++++ Data excerpts

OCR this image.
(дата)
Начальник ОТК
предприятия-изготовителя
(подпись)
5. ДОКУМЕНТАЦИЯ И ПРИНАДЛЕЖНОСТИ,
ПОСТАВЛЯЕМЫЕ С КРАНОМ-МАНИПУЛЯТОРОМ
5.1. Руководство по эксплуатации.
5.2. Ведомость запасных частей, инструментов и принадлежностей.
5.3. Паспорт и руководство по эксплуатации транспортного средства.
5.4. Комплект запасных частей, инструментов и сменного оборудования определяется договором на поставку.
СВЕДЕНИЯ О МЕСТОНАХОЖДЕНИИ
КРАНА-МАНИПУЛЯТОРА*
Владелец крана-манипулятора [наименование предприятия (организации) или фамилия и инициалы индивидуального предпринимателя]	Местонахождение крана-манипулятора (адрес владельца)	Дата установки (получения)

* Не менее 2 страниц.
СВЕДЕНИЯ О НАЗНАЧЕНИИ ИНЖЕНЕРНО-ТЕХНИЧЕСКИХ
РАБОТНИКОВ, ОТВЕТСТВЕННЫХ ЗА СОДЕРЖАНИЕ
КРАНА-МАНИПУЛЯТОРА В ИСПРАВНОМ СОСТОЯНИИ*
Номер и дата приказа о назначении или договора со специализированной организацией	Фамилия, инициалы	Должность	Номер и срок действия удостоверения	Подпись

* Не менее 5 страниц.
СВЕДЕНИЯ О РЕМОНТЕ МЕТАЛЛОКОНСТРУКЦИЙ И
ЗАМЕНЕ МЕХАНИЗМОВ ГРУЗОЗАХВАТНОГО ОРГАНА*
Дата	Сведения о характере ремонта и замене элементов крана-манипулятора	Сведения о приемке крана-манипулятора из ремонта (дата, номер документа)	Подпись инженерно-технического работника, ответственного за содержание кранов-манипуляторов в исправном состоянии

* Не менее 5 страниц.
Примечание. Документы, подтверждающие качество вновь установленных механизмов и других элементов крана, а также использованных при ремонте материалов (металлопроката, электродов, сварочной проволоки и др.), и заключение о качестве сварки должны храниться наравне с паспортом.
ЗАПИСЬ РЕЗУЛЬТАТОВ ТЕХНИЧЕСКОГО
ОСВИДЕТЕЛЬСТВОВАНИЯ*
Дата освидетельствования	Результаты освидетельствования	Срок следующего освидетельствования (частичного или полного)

++++++++

### Work to do:
Each line of the listing above should be output exactly.

### Answer below:
OCR this image.
(дата)
Начальник ОТК
предприятия-изготовителя
(подпись)
5. ДОКУМЕНТАЦИЯ И ПРИНАДЛЕЖНОСТИ,
ПОСТАВЛЯЕМЫЕ С КРАНОМ-МАНИПУЛЯТОРОМ
5.1. Руководство по эксплуатации.
5.2. Ведомость запасных частей, инструментов и принадлежностей.
5.3. Паспорт и руководство по эксплуатации транспортного средства.
5.4. Комплект запасных частей, инструментов и сменного оборудования определяется договором на поставку.
СВЕДЕНИЯ О МЕСТОНАХОЖДЕНИИ
КРАНА-МАНИПУЛЯТОРА*
Владелец крана-манипулятора [наименование предприятия (организации) или фамилия и инициалы индивидуального предпринимателя]	Местонахождение крана-манипулятора (адрес владельца)	Дата установки (получения)

* Не менее 2 страниц.
СВЕДЕНИЯ О НАЗНАЧЕНИИ ИНЖЕНЕРНО-ТЕХНИЧЕСКИХ
РАБОТНИКОВ, ОТВЕТСТВЕННЫХ ЗА СОДЕРЖАНИЕ
КРАНА-МАНИПУЛЯТОРА В ИСПРАВНОМ СОСТОЯНИИ*
Номер и дата приказа о назначении или договора со специализированной организацией	Фамилия, инициалы	Должность	Номер и срок действия удостоверения	Подпись

* Не менее 5 страниц.
СВЕДЕНИЯ О РЕМОНТЕ МЕТАЛЛОКОНСТРУКЦИЙ И
ЗАМЕНЕ МЕХАНИЗМОВ ГРУЗОЗАХВАТНОГО ОРГАНА*
Дата	Сведения о характере ремонта и замене элементов крана-манипулятора	Сведения о приемке крана-манипулятора из ремонта (дата, номер документа)	Подпись инженерно-технического работника, ответственного за содержание кранов-манипуляторов в исправном состоянии

* Не менее 5 страниц.
Примечание. Документы, подтверждающие качество вновь установленных механизмов и других элементов крана, а также использованных при ремонте материалов (металлопроката, электродов, сварочной проволоки и др.), и заключение о качестве сварки должны храниться наравне с паспортом.
ЗАПИСЬ РЕЗУЛЬТАТОВ ТЕХНИЧЕСКОГО
ОСВИДЕТЕЛЬСТВОВАНИЯ*
Дата освидетельствования	Результаты освидетельствования	Срок следующего освидетельствования (частичного или полного)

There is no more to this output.